WHAT IS ASKED:
Pick out each line of the records that includes the string "Kreator", and copy it.
··· EXTRACTED RECORDS ···
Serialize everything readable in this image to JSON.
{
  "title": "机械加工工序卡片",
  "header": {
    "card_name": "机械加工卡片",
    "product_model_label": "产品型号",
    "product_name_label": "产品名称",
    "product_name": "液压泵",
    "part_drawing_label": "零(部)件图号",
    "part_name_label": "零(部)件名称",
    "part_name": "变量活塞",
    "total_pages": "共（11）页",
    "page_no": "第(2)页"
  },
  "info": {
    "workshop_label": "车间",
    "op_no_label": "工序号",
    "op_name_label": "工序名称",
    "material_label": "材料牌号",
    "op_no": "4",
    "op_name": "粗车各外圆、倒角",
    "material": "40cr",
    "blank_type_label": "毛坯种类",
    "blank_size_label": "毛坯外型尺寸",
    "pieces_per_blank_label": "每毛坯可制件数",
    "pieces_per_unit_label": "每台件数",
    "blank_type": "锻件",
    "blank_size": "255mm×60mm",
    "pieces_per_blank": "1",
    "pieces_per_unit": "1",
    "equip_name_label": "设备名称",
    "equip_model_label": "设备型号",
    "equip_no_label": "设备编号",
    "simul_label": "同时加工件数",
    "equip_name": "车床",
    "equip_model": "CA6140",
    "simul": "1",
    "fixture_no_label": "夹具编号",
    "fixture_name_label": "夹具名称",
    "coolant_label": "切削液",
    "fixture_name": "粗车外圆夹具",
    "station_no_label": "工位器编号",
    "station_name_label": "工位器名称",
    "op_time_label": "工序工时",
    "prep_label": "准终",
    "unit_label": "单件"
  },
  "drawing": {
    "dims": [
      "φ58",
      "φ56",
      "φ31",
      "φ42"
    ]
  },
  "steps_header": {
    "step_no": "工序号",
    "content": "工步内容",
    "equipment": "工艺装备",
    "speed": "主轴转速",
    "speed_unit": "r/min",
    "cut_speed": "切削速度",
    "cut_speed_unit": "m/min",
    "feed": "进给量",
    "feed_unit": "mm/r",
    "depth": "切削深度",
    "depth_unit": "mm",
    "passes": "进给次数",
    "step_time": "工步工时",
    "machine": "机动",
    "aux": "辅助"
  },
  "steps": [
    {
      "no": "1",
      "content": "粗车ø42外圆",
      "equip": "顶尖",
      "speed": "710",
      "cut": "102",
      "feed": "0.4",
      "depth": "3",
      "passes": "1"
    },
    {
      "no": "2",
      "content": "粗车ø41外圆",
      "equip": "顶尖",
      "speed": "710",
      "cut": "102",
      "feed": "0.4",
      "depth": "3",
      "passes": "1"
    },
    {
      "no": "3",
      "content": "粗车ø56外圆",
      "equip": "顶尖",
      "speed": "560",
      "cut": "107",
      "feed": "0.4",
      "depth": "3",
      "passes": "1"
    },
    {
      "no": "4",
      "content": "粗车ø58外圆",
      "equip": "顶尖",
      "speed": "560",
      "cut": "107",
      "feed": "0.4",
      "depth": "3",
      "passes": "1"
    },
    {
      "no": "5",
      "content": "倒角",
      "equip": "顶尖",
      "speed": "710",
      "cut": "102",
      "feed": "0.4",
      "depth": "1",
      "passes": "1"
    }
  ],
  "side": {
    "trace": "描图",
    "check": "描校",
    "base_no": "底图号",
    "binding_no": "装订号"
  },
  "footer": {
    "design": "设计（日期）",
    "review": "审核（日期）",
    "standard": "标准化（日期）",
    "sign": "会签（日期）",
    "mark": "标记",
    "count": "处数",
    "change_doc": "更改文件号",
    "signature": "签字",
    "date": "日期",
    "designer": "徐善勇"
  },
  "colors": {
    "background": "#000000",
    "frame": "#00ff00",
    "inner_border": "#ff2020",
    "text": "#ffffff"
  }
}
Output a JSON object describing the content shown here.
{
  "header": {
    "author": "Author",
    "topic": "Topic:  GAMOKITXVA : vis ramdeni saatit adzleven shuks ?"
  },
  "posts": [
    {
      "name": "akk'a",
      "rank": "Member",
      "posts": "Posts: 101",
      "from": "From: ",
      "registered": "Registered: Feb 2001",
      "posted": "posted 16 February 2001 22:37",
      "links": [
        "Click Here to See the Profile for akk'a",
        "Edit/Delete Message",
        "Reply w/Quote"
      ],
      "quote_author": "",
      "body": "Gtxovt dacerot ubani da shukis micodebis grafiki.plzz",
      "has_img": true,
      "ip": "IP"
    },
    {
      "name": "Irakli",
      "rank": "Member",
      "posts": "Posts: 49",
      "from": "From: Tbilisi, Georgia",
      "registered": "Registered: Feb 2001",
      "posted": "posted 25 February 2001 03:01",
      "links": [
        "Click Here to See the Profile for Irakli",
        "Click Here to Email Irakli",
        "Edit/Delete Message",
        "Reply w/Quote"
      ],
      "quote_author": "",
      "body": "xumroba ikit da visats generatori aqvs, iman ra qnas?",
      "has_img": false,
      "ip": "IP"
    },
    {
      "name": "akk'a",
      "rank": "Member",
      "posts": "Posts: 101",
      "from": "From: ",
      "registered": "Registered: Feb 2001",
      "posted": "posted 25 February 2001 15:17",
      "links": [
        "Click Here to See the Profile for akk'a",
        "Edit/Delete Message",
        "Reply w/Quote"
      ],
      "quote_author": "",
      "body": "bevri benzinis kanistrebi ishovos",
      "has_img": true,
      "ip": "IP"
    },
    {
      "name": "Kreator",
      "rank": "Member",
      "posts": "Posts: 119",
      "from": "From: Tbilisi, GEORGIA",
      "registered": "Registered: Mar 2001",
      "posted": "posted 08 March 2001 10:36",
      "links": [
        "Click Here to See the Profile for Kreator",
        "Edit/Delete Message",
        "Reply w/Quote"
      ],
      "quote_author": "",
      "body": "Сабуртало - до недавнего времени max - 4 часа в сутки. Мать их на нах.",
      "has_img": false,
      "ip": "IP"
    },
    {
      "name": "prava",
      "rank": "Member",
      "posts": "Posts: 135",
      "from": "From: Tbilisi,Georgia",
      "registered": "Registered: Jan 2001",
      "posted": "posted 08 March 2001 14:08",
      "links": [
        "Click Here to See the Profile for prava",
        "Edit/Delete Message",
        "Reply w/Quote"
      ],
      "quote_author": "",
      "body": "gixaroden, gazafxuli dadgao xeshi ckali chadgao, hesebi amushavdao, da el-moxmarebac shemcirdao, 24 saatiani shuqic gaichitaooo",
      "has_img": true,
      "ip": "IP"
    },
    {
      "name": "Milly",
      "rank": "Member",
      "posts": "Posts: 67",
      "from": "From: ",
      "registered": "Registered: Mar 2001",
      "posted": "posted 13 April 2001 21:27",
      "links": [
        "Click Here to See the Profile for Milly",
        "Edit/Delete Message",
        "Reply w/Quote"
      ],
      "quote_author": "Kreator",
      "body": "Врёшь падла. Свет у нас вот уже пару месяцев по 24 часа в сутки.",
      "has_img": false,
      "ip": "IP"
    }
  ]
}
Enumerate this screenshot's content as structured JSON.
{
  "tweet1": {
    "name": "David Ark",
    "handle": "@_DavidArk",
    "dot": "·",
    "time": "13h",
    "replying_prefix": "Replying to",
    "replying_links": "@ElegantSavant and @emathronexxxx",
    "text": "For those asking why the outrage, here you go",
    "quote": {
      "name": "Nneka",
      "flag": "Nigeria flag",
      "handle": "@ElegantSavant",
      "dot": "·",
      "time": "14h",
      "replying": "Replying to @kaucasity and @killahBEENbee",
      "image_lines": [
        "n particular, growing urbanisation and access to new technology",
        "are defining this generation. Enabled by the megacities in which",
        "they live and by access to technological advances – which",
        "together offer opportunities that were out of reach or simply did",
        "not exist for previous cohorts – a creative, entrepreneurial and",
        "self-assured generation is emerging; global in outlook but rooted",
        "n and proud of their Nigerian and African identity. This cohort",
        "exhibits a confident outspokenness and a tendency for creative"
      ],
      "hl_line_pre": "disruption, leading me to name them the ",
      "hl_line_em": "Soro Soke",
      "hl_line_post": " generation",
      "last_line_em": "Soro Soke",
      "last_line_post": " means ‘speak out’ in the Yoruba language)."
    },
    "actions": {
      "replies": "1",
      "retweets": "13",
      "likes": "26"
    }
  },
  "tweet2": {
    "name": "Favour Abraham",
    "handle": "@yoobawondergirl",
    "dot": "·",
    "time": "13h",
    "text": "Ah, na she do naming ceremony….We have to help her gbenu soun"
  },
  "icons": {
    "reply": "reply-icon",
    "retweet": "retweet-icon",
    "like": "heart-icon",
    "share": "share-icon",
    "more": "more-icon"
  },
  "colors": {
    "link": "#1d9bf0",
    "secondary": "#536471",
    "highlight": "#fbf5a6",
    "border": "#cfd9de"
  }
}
···
WRITTEN SOLUTION:
      "name": "Kreator",
        "Click Here to See the Profile for Kreator",
      "quote_author": "Kreator",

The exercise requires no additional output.